>> START Exercise data

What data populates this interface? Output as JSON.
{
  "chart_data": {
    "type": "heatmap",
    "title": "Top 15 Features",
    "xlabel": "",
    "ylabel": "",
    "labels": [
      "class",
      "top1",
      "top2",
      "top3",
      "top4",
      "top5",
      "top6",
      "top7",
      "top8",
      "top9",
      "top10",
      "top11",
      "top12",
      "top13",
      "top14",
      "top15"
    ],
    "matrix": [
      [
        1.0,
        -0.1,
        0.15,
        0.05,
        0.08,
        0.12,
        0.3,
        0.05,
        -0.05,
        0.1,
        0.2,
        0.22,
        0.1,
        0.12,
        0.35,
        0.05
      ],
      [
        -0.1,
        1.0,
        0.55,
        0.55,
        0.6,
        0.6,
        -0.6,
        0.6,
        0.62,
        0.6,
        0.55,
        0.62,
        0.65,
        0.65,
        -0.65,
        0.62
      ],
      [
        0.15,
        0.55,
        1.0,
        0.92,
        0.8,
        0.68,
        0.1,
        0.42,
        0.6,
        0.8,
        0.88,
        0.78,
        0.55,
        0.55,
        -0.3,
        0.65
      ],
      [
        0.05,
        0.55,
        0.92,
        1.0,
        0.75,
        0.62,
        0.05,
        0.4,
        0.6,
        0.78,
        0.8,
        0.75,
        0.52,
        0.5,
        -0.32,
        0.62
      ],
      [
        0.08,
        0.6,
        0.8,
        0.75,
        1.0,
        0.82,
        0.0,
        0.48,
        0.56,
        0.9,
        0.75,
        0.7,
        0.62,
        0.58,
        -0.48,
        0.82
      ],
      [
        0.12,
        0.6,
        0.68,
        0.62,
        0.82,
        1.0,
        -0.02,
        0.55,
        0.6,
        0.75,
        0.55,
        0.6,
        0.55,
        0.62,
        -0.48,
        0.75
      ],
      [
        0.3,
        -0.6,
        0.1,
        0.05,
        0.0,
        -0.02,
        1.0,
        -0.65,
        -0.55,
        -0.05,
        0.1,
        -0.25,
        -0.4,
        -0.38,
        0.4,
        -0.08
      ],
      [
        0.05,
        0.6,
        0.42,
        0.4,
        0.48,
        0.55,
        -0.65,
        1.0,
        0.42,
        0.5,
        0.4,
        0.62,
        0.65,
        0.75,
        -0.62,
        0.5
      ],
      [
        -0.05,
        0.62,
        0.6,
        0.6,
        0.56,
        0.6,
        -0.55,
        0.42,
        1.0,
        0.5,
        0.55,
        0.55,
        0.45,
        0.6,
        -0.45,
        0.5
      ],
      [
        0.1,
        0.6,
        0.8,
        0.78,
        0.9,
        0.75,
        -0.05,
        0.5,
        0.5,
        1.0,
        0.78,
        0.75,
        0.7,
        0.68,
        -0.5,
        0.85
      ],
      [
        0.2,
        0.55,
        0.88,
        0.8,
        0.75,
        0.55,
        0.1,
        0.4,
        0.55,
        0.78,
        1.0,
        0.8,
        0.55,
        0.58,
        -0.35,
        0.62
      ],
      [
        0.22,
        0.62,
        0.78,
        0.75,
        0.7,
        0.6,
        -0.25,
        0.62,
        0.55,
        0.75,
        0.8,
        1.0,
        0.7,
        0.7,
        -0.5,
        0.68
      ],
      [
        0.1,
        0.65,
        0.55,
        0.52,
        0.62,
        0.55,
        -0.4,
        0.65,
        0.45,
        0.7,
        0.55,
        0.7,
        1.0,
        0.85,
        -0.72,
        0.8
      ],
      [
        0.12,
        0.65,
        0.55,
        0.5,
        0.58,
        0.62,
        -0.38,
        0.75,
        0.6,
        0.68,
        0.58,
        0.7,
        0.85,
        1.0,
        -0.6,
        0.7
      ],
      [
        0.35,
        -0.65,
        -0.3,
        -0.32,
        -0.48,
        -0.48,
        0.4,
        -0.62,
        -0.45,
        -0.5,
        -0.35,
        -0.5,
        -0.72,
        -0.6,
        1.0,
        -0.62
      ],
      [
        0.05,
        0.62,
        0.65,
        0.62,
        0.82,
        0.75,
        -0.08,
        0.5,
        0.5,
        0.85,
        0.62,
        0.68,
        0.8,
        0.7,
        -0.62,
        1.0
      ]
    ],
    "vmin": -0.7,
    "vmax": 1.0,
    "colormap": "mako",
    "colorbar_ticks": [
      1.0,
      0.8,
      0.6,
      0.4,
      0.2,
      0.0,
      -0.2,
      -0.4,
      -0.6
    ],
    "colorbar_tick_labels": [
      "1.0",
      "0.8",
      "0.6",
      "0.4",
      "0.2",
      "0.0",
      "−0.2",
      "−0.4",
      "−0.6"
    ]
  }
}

>> END Exercise data

* Task objective:
Restate all of the entries above precisely.

* Solution to this task:
What data populates this interface? Output as JSON.
{
  "chart_data": {
    "type": "heatmap",
    "title": "Top 15 Features",
    "xlabel": "",
    "ylabel": "",
    "labels": [
      "class",
      "top1",
      "top2",
      "top3",
      "top4",
      "top5",
      "top6",
      "top7",
      "top8",
      "top9",
      "top10",
      "top11",
      "top12",
      "top13",
      "top14",
      "top15"
    ],
    "matrix": [
      [
        1.0,
        -0.1,
        0.15,
        0.05,
        0.08,
        0.12,
        0.3,
        0.05,
        -0.05,
        0.1,
        0.2,
        0.22,
        0.1,
        0.12,
        0.35,
        0.05
      ],
      [
        -0.1,
        1.0,
        0.55,
        0.55,
        0.6,
        0.6,
        -0.6,
        0.6,
        0.62,
        0.6,
        0.55,
        0.62,
        0.65,
        0.65,
        -0.65,
        0.62
      ],
      [
        0.15,
        0.55,
        1.0,
        0.92,
        0.8,
        0.68,
        0.1,
        0.42,
        0.6,
        0.8,
        0.88,
        0.78,
        0.55,
        0.55,
        -0.3,
        0.65
      ],
      [
        0.05,
        0.55,
        0.92,
        1.0,
        0.75,
        0.62,
        0.05,
        0.4,
        0.6,
        0.78,
        0.8,
        0.75,
        0.52,
        0.5,
        -0.32,
        0.62
      ],
      [
        0.08,
        0.6,
        0.8,
        0.75,
        1.0,
        0.82,
        0.0,
        0.48,
        0.56,
        0.9,
        0.75,
        0.7,
        0.62,
        0.58,
        -0.48,
        0.82
      ],
      [
        0.12,
        0.6,
        0.68,
        0.62,
        0.82,
        1.0,
        -0.02,
        0.55,
        0.6,
        0.75,
        0.55,
        0.6,
        0.55,
        0.62,
        -0.48,
        0.75
      ],
      [
        0.3,
        -0.6,
        0.1,
        0.05,
        0.0,
        -0.02,
        1.0,
        -0.65,
        -0.55,
        -0.05,
        0.1,
        -0.25,
        -0.4,
        -0.38,
        0.4,
        -0.08
      ],
      [
        0.05,
        0.6,
        0.42,
        0.4,
        0.48,
        0.55,
        -0.65,
        1.0,
        0.42,
        0.5,
        0.4,
        0.62,
        0.65,
        0.75,
        -0.62,
        0.5
      ],
      [
        -0.05,
        0.62,
        0.6,
        0.6,
        0.56,
        0.6,
        -0.55,
        0.42,
        1.0,
        0.5,
        0.55,
        0.55,
        0.45,
        0.6,
        -0.45,
        0.5
      ],
      [
        0.1,
        0.6,
        0.8,
        0.78,
        0.9,
        0.75,
        -0.05,
        0.5,
        0.5,
        1.0,
        0.78,
        0.75,
        0.7,
        0.68,
        -0.5,
        0.85
      ],
      [
        0.2,
        0.55,
        0.88,
        0.8,
        0.75,
        0.55,
        0.1,
        0.4,
        0.55,
        0.78,
        1.0,
        0.8,
        0.55,
        0.58,
        -0.35,
        0.62
      ],
      [
        0.22,
        0.62,
        0.78,
        0.75,
        0.7,
        0.6,
        -0.25,
        0.62,
        0.55,
        0.75,
        0.8,
        1.0,
        0.7,
        0.7,
        -0.5,
        0.68
      ],
      [
        0.1,
        0.65,
        0.55,
        0.52,
        0.62,
        0.55,
        -0.4,
        0.65,
        0.45,
        0.7,
        0.55,
        0.7,
        1.0,
        0.85,
        -0.72,
        0.8
      ],
      [
        0.12,
        0.65,
        0.55,
        0.5,
        0.58,
        0.62,
        -0.38,
        0.75,
        0.6,
        0.68,
        0.58,
        0.7,
        0.85,
        1.0,
        -0.6,
        0.7
      ],
      [
        0.35,
        -0.65,
        -0.3,
        -0.32,
        -0.48,
        -0.48,
        0.4,
        -0.62,
        -0.45,
        -0.5,
        -0.35,
        -0.5,
        -0.72,
        -0.6,
        1.0,
        -0.62
      ],
      [
        0.05,
        0.62,
        0.65,
        0.62,
        0.82,
        0.75,
        -0.08,
        0.5,
        0.5,
        0.85,
        0.62,
        0.68,
        0.8,
        0.7,
        -0.62,
        1.0
      ]
    ],
    "vmin": -0.7,
    "vmax": 1.0,
    "colormap": "mako",
    "colorbar_ticks": [
      1.0,
      0.8,
      0.6,
      0.4,
      0.2,
      0.0,
      -0.2,
      -0.4,
      -0.6
    ],
    "colorbar_tick_labels": [
      "1.0",
      "0.8",
      "0.6",
      "0.4",
      "0.2",
      "0.0",
      "−0.2",
      "−0.4",
      "−0.6"
    ]
  }
}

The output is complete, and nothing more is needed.